■ **TASK**
Write out all the data again, exactly as it stands.

═════ INPUT MATERIAL

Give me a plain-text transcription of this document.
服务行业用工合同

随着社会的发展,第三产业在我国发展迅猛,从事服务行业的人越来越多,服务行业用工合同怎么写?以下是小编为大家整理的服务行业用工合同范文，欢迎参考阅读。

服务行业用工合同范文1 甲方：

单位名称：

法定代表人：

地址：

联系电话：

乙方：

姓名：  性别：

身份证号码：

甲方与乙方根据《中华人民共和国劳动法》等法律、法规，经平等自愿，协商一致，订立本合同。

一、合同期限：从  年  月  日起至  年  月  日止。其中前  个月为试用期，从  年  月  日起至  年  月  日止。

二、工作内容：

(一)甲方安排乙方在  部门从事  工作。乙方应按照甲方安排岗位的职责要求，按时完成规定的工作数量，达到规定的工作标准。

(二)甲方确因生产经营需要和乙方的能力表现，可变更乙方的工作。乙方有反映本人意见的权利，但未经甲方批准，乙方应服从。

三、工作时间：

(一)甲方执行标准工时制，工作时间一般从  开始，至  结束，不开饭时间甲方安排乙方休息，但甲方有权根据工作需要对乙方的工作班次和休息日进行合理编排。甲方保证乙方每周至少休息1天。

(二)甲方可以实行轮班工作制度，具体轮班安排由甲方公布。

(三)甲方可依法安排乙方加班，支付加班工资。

══════════

■ **FULL SOLUTION**
Give me a plain-text transcription of this document.
服务行业用工合同

随着社会的发展,第三产业在我国发展迅猛,从事服务行业的人越来越多,服务行业用工合同怎么写?以下是小编为大家整理的服务行业用工合同范文，欢迎参考阅读。

服务行业用工合同范文1 甲方：

单位名称：

法定代表人：

地址：

联系电话：

乙方：

姓名：  性别：

身份证号码：

甲方与乙方根据《中华人民共和国劳动法》等法律、法规，经平等自愿，协商一致，订立本合同。

一、合同期限：从  年  月  日起至  年  月  日止。其中前  个月为试用期，从  年  月  日起至  年  月  日止。

二、工作内容：

(一)甲方安排乙方在  部门从事  工作。乙方应按照甲方安排岗位的职责要求，按时完成规定的工作数量，达到规定的工作标准。

(二)甲方确因生产经营需要和乙方的能力表现，可变更乙方的工作。乙方有反映本人意见的权利，但未经甲方批准，乙方应服从。

三、工作时间：

(一)甲方执行标准工时制，工作时间一般从  开始，至  结束，不开饭时间甲方安排乙方休息，但甲方有权根据工作需要对乙方的工作班次和休息日进行合理编排。甲方保证乙方每周至少休息1天。

(二)甲方可以实行轮班工作制度，具体轮班安排由甲方公布。

(三)甲方可依法安排乙方加班，支付加班工资。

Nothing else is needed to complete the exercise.